> _Work to be completed_:
Print out each entry below exactly, please.
::: Input data :::
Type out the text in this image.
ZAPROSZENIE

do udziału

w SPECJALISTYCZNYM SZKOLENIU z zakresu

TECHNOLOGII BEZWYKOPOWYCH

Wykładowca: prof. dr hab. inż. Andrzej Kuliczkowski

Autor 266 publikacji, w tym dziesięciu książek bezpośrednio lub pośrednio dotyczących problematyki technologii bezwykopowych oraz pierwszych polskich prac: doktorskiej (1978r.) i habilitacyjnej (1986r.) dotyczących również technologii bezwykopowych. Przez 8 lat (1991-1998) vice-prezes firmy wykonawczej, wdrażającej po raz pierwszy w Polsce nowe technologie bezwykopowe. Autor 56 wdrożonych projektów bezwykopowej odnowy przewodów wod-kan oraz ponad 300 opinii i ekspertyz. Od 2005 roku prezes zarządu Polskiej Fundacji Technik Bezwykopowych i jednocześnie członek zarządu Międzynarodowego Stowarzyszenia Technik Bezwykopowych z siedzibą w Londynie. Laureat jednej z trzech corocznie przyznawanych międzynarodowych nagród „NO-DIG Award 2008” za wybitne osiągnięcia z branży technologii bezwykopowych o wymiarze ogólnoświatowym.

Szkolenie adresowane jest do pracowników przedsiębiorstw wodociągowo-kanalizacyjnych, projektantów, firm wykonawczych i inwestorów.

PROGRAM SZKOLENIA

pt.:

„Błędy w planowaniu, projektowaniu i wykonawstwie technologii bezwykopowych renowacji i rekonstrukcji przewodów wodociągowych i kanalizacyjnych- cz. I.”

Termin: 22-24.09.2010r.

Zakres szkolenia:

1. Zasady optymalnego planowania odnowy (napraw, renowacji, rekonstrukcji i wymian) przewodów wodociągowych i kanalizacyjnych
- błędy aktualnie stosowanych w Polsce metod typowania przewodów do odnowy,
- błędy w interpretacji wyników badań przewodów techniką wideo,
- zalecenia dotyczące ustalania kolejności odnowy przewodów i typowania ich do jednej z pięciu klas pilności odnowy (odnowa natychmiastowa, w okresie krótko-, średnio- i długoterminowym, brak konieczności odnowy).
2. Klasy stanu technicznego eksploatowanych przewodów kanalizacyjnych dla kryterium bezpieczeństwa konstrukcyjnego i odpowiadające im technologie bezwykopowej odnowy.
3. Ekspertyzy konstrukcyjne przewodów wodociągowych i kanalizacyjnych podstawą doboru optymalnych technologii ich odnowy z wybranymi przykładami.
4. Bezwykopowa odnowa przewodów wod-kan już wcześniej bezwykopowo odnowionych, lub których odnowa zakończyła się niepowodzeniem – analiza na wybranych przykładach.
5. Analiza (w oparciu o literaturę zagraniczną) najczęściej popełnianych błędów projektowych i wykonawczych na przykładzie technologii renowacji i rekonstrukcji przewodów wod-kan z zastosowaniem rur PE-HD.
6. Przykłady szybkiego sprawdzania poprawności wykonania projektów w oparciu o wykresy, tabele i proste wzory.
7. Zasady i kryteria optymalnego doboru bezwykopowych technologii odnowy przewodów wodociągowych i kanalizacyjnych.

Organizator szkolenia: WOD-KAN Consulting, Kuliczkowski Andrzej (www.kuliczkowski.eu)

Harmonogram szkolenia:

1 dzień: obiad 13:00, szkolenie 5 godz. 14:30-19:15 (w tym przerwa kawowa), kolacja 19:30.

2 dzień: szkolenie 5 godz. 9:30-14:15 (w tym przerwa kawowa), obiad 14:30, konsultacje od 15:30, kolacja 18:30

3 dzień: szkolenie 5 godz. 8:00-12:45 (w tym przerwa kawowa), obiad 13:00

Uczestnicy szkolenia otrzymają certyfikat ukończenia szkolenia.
:::
> _Solved problem_:
Type out the text in this image.
ZAPROSZENIE

do udziału

w SPECJALISTYCZNYM SZKOLENIU z zakresu

TECHNOLOGII BEZWYKOPOWYCH

Wykładowca: prof. dr hab. inż. Andrzej Kuliczkowski

Autor 266 publikacji, w tym dziesięciu książek bezpośrednio lub pośrednio dotyczących problematyki technologii bezwykopowych oraz pierwszych polskich prac: doktorskiej (1978r.) i habilitacyjnej (1986r.) dotyczących również technologii bezwykopowych. Przez 8 lat (1991-1998) vice-prezes firmy wykonawczej, wdrażającej po raz pierwszy w Polsce nowe technologie bezwykopowe. Autor 56 wdrożonych projektów bezwykopowej odnowy przewodów wod-kan oraz ponad 300 opinii i ekspertyz. Od 2005 roku prezes zarządu Polskiej Fundacji Technik Bezwykopowych i jednocześnie członek zarządu Międzynarodowego Stowarzyszenia Technik Bezwykopowych z siedzibą w Londynie. Laureat jednej z trzech corocznie przyznawanych międzynarodowych nagród „NO-DIG Award 2008” za wybitne osiągnięcia z branży technologii bezwykopowych o wymiarze ogólnoświatowym.

Szkolenie adresowane jest do pracowników przedsiębiorstw wodociągowo-kanalizacyjnych, projektantów, firm wykonawczych i inwestorów.

PROGRAM SZKOLENIA

pt.:

„Błędy w planowaniu, projektowaniu i wykonawstwie technologii bezwykopowych renowacji i rekonstrukcji przewodów wodociągowych i kanalizacyjnych- cz. I.”

Termin: 22-24.09.2010r.

Zakres szkolenia:

1. Zasady optymalnego planowania odnowy (napraw, renowacji, rekonstrukcji i wymian) przewodów wodociągowych i kanalizacyjnych
- błędy aktualnie stosowanych w Polsce metod typowania przewodów do odnowy,
- błędy w interpretacji wyników badań przewodów techniką wideo,
- zalecenia dotyczące ustalania kolejności odnowy przewodów i typowania ich do jednej z pięciu klas pilności odnowy (odnowa natychmiastowa, w okresie krótko-, średnio- i długoterminowym, brak konieczności odnowy).
2. Klasy stanu technicznego eksploatowanych przewodów kanalizacyjnych dla kryterium bezpieczeństwa konstrukcyjnego i odpowiadające im technologie bezwykopowej odnowy.
3. Ekspertyzy konstrukcyjne przewodów wodociągowych i kanalizacyjnych podstawą doboru optymalnych technologii ich odnowy z wybranymi przykładami.
4. Bezwykopowa odnowa przewodów wod-kan już wcześniej bezwykopowo odnowionych, lub których odnowa zakończyła się niepowodzeniem – analiza na wybranych przykładach.
5. Analiza (w oparciu o literaturę zagraniczną) najczęściej popełnianych błędów projektowych i wykonawczych na przykładzie technologii renowacji i rekonstrukcji przewodów wod-kan z zastosowaniem rur PE-HD.
6. Przykłady szybkiego sprawdzania poprawności wykonania projektów w oparciu o wykresy, tabele i proste wzory.
7. Zasady i kryteria optymalnego doboru bezwykopowych technologii odnowy przewodów wodociągowych i kanalizacyjnych.

Organizator szkolenia: WOD-KAN Consulting, Kuliczkowski Andrzej (www.kuliczkowski.eu)

Harmonogram szkolenia:

1 dzień: obiad 13:00, szkolenie 5 godz. 14:30-19:15 (w tym przerwa kawowa), kolacja 19:30.

2 dzień: szkolenie 5 godz. 9:30-14:15 (w tym przerwa kawowa), obiad 14:30, konsultacje od 15:30, kolacja 18:30

3 dzień: szkolenie 5 godz. 8:00-12:45 (w tym przerwa kawowa), obiad 13:00

Uczestnicy szkolenia otrzymają certyfikat ukończenia szkolenia.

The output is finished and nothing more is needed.